SHORT PROBLEM:
Return the full listing exactly as it is written.

DATA TO USE:
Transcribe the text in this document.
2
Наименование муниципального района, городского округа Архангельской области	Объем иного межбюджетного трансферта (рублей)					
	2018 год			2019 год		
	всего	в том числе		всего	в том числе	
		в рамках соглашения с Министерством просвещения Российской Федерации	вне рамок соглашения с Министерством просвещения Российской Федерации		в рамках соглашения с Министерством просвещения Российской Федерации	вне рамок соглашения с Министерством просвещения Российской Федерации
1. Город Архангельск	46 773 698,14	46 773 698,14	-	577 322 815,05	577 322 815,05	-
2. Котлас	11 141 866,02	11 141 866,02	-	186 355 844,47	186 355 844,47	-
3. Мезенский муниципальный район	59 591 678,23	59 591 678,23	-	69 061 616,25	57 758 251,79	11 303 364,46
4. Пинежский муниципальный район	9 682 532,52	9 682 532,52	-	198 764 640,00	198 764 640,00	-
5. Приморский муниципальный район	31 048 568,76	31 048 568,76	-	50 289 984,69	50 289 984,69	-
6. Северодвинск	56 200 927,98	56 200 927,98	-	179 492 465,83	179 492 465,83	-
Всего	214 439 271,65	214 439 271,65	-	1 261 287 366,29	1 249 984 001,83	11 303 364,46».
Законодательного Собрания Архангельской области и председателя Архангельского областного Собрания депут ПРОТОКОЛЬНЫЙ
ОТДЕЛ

ANSWER TO THE EXERCISE:
Transcribe the text in this document.
2
Наименование муниципального района, городского округа Архангельской области	Объем иного межбюджетного трансферта (рублей)					
	2018 год			2019 год		
	всего	в том числе		всего	в том числе	
		в рамках соглашения с Министерством просвещения Российской Федерации	вне рамок соглашения с Министерством просвещения Российской Федерации		в рамках соглашения с Министерством просвещения Российской Федерации	вне рамок соглашения с Министерством просвещения Российской Федерации
1. Город Архангельск	46 773 698,14	46 773 698,14	-	577 322 815,05	577 322 815,05	-
2. Котлас	11 141 866,02	11 141 866,02	-	186 355 844,47	186 355 844,47	-
3. Мезенский муниципальный район	59 591 678,23	59 591 678,23	-	69 061 616,25	57 758 251,79	11 303 364,46
4. Пинежский муниципальный район	9 682 532,52	9 682 532,52	-	198 764 640,00	198 764 640,00	-
5. Приморский муниципальный район	31 048 568,76	31 048 568,76	-	50 289 984,69	50 289 984,69	-
6. Северодвинск	56 200 927,98	56 200 927,98	-	179 492 465,83	179 492 465,83	-
Всего	214 439 271,65	214 439 271,65	-	1 261 287 366,29	1 249 984 001,83	11 303 364,46».
Законодательного Собрания Архангельской области и председателя Архангельского областного Собрания депут ПРОТОКОЛЬНЫЙ
ОТДЕЛ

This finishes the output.